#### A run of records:
[start]
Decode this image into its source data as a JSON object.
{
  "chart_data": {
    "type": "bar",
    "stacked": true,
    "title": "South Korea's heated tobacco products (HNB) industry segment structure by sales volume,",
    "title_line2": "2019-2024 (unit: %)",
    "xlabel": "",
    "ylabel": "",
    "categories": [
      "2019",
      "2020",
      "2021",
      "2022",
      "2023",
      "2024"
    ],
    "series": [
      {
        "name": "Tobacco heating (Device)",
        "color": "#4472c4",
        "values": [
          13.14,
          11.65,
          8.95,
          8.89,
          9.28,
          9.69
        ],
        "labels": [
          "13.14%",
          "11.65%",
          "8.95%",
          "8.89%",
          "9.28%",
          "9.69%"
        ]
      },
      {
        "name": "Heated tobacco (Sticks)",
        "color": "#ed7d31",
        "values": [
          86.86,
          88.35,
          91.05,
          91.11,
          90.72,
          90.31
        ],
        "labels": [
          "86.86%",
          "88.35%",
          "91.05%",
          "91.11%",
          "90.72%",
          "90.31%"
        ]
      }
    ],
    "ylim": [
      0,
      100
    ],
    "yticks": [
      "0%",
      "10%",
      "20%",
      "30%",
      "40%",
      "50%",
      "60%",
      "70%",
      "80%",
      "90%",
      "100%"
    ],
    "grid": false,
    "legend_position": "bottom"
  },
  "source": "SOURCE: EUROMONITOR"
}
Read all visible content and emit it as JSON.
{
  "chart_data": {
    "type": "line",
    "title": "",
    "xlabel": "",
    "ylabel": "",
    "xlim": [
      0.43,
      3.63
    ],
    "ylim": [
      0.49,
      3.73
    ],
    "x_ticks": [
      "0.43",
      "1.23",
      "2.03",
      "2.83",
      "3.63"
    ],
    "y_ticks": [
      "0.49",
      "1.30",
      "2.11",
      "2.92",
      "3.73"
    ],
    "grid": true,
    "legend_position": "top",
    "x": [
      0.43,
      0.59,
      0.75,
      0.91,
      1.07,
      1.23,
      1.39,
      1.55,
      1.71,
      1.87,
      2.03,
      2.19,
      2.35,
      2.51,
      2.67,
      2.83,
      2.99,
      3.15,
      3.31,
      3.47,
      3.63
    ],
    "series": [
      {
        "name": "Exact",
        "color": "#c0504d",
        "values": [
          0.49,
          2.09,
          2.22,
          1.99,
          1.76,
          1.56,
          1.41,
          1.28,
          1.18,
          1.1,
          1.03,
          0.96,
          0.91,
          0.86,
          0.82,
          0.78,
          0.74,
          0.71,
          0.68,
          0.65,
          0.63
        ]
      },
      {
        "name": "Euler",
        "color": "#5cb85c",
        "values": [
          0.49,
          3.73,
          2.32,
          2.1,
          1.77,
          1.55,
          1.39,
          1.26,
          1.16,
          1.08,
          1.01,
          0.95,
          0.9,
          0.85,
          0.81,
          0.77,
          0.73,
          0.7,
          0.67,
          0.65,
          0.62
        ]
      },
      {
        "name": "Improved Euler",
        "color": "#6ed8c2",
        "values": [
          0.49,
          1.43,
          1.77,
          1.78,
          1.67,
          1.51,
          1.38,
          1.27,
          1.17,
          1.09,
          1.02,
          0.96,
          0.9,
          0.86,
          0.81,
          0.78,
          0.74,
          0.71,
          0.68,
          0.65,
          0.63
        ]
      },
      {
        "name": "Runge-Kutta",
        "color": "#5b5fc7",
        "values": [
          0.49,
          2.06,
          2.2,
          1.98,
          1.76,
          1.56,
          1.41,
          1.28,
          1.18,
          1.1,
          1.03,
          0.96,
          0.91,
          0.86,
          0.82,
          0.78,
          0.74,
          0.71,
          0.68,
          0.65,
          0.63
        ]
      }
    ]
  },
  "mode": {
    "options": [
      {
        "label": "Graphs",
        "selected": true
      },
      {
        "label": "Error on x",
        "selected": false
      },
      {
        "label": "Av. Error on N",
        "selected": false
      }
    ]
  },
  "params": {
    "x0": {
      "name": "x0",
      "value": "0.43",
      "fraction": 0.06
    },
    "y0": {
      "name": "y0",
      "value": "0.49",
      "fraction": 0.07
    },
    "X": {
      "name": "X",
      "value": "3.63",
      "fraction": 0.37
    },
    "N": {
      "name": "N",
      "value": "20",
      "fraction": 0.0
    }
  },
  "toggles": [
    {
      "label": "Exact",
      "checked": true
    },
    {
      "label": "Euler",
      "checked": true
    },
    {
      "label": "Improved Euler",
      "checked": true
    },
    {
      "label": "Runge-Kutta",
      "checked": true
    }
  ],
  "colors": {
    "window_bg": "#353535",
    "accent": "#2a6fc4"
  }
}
[end]
#### WHAT YOU NEED TO DO:
Can you give every line above again, exactly as written?

#### OUTPUT BELOW:
Decode this image into its source data as a JSON object.
{
  "chart_data": {
    "type": "bar",
    "stacked": true,
    "title": "South Korea's heated tobacco products (HNB) industry segment structure by sales volume,",
    "title_line2": "2019-2024 (unit: %)",
    "xlabel": "",
    "ylabel": "",
    "categories": [
      "2019",
      "2020",
      "2021",
      "2022",
      "2023",
      "2024"
    ],
    "series": [
      {
        "name": "Tobacco heating (Device)",
        "color": "#4472c4",
        "values": [
          13.14,
          11.65,
          8.95,
          8.89,
          9.28,
          9.69
        ],
        "labels": [
          "13.14%",
          "11.65%",
          "8.95%",
          "8.89%",
          "9.28%",
          "9.69%"
        ]
      },
      {
        "name": "Heated tobacco (Sticks)",
        "color": "#ed7d31",
        "values": [
          86.86,
          88.35,
          91.05,
          91.11,
          90.72,
          90.31
        ],
        "labels": [
          "86.86%",
          "88.35%",
          "91.05%",
          "91.11%",
          "90.72%",
          "90.31%"
        ]
      }
    ],
    "ylim": [
      0,
      100
    ],
    "yticks": [
      "0%",
      "10%",
      "20%",
      "30%",
      "40%",
      "50%",
      "60%",
      "70%",
      "80%",
      "90%",
      "100%"
    ],
    "grid": false,
    "legend_position": "bottom"
  },
  "source": "SOURCE: EUROMONITOR"
}
Read all visible content and emit it as JSON.
{
  "chart_data": {
    "type": "line",
    "title": "",
    "xlabel": "",
    "ylabel": "",
    "xlim": [
      0.43,
      3.63
    ],
    "ylim": [
      0.49,
      3.73
    ],
    "x_ticks": [
      "0.43",
      "1.23",
      "2.03",
      "2.83",
      "3.63"
    ],
    "y_ticks": [
      "0.49",
      "1.30",
      "2.11",
      "2.92",
      "3.73"
    ],
    "grid": true,
    "legend_position": "top",
    "x": [
      0.43,
      0.59,
      0.75,
      0.91,
      1.07,
      1.23,
      1.39,
      1.55,
      1.71,
      1.87,
      2.03,
      2.19,
      2.35,
      2.51,
      2.67,
      2.83,
      2.99,
      3.15,
      3.31,
      3.47,
      3.63
    ],
    "series": [
      {
        "name": "Exact",
        "color": "#c0504d",
        "values": [
          0.49,
          2.09,
          2.22,
          1.99,
          1.76,
          1.56,
          1.41,
          1.28,
          1.18,
          1.1,
          1.03,
          0.96,
          0.91,
          0.86,
          0.82,
          0.78,
          0.74,
          0.71,
          0.68,
          0.65,
          0.63
        ]
      },
      {
        "name": "Euler",
        "color": "#5cb85c",
        "values": [
          0.49,
          3.73,
          2.32,
          2.1,
          1.77,
          1.55,
          1.39,
          1.26,
          1.16,
          1.08,
          1.01,
          0.95,
          0.9,
          0.85,
          0.81,
          0.77,
          0.73,
          0.7,
          0.67,
          0.65,
          0.62
        ]
      },
      {
        "name": "Improved Euler",
        "color": "#6ed8c2",
        "values": [
          0.49,
          1.43,
          1.77,
          1.78,
          1.67,
          1.51,
          1.38,
          1.27,
          1.17,
          1.09,
          1.02,
          0.96,
          0.9,
          0.86,
          0.81,
          0.78,
          0.74,
          0.71,
          0.68,
          0.65,
          0.63
        ]
      },
      {
        "name": "Runge-Kutta",
        "color": "#5b5fc7",
        "values": [
          0.49,
          2.06,
          2.2,
          1.98,
          1.76,
          1.56,
          1.41,
          1.28,
          1.18,
          1.1,
          1.03,
          0.96,
          0.91,
          0.86,
          0.82,
          0.78,
          0.74,
          0.71,
          0.68,
          0.65,
          0.63
        ]
      }
    ]
  },
  "mode": {
    "options": [
      {
        "label": "Graphs",
        "selected": true
      },
      {
        "label": "Error on x",
        "selected": false
      },
      {
        "label": "Av. Error on N",
        "selected": false
      }
    ]
  },
  "params": {
    "x0": {
      "name": "x0",
      "value": "0.43",
      "fraction": 0.06
    },
    "y0": {
      "name": "y0",
      "value": "0.49",
      "fraction": 0.07
    },
    "X": {
      "name": "X",
      "value": "3.63",
      "fraction": 0.37
    },
    "N": {
      "name": "N",
      "value": "20",
      "fraction": 0.0
    }
  },
  "toggles": [
    {
      "label": "Exact",
      "checked": true
    },
    {
      "label": "Euler",
      "checked": true
    },
    {
      "label": "Improved Euler",
      "checked": true
    },
    {
      "label": "Runge-Kutta",
      "checked": true
    }
  ],
  "colors": {
    "window_bg": "#353535",
    "accent": "#2a6fc4"
  }
}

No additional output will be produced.